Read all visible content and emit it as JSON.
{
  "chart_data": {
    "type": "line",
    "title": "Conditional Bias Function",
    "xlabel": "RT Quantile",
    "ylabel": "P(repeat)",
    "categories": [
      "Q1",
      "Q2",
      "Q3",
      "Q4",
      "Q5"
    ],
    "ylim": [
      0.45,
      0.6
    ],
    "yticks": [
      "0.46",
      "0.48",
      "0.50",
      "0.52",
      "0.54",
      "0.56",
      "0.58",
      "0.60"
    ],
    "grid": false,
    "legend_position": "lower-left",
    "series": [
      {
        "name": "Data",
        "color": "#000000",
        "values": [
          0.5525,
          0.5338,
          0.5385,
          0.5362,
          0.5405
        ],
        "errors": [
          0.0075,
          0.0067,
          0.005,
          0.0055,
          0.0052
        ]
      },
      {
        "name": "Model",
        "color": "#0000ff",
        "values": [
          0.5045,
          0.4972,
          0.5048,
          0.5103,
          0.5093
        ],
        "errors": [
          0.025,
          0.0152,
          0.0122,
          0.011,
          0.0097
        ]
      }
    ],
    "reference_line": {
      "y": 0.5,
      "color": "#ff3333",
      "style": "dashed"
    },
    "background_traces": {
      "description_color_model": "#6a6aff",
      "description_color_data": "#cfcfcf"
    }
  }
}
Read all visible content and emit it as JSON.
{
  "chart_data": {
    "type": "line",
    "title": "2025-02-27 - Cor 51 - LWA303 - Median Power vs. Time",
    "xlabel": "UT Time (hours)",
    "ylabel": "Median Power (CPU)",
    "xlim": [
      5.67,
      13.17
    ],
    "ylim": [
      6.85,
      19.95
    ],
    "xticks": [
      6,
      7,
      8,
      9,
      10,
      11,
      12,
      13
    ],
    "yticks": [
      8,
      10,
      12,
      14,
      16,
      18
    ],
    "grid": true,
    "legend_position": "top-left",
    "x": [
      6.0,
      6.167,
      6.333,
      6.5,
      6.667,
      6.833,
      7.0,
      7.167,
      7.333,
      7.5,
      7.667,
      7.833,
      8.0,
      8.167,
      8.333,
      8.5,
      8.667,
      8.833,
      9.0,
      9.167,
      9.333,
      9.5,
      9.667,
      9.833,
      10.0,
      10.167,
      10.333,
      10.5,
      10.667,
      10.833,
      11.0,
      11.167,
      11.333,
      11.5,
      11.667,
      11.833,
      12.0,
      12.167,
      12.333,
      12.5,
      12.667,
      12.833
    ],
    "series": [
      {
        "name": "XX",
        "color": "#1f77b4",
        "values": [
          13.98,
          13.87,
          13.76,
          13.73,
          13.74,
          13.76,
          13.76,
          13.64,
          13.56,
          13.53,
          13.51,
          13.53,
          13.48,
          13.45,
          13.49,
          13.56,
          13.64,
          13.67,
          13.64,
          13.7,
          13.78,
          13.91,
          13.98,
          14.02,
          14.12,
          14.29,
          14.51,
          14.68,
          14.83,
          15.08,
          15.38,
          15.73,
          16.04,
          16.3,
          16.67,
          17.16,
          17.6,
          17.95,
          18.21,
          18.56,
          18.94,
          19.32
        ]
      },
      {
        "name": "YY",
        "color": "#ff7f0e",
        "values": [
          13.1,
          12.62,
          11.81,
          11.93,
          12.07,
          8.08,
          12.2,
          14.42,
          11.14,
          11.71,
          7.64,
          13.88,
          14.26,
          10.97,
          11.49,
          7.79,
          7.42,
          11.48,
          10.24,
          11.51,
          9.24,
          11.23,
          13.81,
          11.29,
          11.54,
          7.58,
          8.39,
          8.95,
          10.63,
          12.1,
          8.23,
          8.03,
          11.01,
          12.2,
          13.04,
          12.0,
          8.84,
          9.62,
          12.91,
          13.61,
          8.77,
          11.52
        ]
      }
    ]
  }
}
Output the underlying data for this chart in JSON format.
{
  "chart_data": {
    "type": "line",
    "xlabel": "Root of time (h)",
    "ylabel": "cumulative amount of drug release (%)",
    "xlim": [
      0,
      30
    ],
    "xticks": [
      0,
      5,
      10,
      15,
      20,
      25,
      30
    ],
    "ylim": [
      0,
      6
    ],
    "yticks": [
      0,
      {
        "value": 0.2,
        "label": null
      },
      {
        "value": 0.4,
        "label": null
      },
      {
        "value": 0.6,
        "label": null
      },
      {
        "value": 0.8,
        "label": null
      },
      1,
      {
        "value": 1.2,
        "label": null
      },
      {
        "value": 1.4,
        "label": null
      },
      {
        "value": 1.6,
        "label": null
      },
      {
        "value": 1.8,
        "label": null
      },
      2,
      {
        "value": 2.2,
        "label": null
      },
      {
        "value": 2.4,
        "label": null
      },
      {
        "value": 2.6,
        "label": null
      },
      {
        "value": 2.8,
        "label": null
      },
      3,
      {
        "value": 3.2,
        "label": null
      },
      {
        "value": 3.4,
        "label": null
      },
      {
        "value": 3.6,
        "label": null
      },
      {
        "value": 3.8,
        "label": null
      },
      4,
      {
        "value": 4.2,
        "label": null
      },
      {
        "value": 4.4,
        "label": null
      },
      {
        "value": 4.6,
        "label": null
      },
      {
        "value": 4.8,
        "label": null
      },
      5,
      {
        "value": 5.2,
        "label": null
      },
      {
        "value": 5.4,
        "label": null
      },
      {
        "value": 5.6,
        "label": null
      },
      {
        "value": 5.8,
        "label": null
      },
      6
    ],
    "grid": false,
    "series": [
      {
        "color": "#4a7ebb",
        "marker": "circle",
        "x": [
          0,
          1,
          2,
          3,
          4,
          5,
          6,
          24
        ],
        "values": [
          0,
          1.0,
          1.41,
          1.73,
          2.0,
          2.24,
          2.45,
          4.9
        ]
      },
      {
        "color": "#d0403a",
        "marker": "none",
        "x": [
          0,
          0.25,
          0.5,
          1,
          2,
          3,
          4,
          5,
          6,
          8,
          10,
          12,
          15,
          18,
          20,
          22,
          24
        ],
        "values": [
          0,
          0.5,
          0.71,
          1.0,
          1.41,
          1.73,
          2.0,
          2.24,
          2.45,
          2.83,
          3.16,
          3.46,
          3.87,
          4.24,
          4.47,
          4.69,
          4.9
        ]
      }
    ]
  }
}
• • • • •
• DESCRIPTION OF THE TASK: Where a line above contains the word "Median", copy that line.

• THE COMPLETED TASK:
    "title": "2025-02-27 - Cor 51 - LWA303 - Median Power vs. Time",
    "ylabel": "Median Power (CPU)",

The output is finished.